(Data records)
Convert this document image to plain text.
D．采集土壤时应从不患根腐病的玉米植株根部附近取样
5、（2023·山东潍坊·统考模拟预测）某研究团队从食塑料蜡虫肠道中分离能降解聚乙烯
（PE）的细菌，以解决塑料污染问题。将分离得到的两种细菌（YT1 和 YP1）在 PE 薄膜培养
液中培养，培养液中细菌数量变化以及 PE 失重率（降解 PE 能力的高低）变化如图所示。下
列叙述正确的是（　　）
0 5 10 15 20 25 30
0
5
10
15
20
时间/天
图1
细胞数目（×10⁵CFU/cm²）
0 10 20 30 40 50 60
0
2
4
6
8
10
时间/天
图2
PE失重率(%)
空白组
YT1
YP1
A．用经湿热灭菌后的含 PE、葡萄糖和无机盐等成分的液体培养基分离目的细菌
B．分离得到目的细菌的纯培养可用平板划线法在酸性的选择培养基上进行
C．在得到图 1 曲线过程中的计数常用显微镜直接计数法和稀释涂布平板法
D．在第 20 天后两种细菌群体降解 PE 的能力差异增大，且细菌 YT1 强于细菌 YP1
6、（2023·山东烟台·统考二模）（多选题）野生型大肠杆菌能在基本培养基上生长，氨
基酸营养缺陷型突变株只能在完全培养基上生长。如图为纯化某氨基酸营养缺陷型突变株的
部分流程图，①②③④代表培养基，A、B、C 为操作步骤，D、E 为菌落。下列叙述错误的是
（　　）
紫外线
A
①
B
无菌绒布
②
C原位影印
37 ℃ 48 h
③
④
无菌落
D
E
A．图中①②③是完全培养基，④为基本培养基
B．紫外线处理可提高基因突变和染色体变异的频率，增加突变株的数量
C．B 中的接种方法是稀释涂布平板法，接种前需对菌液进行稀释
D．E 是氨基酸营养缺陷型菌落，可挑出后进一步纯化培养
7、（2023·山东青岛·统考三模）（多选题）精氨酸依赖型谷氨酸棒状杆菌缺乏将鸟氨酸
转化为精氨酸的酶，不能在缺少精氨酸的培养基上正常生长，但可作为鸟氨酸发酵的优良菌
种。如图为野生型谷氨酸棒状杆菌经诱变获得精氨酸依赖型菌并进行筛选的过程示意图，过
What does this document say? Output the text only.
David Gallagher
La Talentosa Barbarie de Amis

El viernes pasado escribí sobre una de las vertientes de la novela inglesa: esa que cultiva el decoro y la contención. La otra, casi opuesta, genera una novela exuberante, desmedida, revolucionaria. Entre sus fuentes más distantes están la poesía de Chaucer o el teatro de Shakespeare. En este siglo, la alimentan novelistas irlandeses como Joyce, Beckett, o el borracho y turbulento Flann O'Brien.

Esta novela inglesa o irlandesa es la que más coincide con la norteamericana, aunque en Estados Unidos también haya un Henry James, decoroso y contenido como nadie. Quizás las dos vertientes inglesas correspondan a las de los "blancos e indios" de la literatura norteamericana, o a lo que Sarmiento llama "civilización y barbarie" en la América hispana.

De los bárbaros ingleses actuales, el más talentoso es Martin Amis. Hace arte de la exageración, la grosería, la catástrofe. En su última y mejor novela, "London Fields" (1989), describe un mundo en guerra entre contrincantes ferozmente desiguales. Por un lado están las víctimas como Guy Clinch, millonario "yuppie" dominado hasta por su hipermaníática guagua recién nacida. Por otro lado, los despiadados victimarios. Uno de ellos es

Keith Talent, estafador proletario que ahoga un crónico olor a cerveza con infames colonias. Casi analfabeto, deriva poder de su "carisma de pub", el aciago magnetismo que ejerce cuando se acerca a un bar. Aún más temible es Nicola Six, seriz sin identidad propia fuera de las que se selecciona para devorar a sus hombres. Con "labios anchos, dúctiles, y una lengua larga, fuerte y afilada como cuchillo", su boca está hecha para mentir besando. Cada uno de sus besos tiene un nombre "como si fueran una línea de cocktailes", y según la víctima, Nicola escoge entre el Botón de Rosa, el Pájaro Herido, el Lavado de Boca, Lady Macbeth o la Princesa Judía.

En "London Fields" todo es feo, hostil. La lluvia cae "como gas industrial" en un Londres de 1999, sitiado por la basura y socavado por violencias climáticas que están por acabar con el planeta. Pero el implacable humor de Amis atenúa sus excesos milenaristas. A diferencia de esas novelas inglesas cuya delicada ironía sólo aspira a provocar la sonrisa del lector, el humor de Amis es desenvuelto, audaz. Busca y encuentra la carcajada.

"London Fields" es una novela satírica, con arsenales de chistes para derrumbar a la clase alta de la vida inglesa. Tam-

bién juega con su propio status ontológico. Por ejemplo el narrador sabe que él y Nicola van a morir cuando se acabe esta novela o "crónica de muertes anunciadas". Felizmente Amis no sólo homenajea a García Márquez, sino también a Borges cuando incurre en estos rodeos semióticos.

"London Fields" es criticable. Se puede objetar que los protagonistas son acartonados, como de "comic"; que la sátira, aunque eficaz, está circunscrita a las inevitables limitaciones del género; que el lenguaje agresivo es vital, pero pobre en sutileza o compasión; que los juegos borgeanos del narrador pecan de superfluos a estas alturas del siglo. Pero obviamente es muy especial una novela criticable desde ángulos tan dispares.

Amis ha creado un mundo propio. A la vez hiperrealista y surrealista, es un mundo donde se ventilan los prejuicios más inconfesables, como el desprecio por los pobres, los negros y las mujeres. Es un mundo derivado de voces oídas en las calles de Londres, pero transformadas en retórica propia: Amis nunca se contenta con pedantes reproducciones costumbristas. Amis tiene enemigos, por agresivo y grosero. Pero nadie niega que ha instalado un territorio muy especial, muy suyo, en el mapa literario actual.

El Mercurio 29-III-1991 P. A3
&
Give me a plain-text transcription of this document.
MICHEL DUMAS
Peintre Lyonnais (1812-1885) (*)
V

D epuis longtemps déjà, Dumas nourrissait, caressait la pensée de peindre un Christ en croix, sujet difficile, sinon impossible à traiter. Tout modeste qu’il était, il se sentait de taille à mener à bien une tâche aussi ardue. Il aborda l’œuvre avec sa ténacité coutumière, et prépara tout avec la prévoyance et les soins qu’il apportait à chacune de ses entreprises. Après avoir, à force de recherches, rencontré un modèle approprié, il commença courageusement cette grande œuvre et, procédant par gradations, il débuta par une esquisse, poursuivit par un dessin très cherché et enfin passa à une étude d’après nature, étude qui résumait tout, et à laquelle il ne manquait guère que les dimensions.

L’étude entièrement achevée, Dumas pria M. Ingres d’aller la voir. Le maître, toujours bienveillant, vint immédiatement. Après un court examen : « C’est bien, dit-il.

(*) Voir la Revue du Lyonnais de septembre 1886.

## Task instructions:
Find the word "narrador" in the data and copy out each line where it turns up.

## Task output:
bién juega con su propio status ontológico. Por ejemplo el narrador sabe que él y Nicola van a morir cuando se acabe esta novela o "crónica de muertes anunciadas". Felizmente Amis no sólo homenajea a García Márquez, sino también a Borges cuando incurre en estos rodeos semióticos.
"London Fields" es criticable. Se puede objetar que los protagonistas son acartonados, como de "comic"; que la sátira, aunque eficaz, está circunscrita a las inevitables limitaciones del género; que el lenguaje agresivo es vital, pero pobre en sutileza o compasión; que los juegos borgeanos del narrador pecan de superfluos a estas alturas del siglo. Pero obviamente es muy especial una novela criticable desde ángulos tan dispares.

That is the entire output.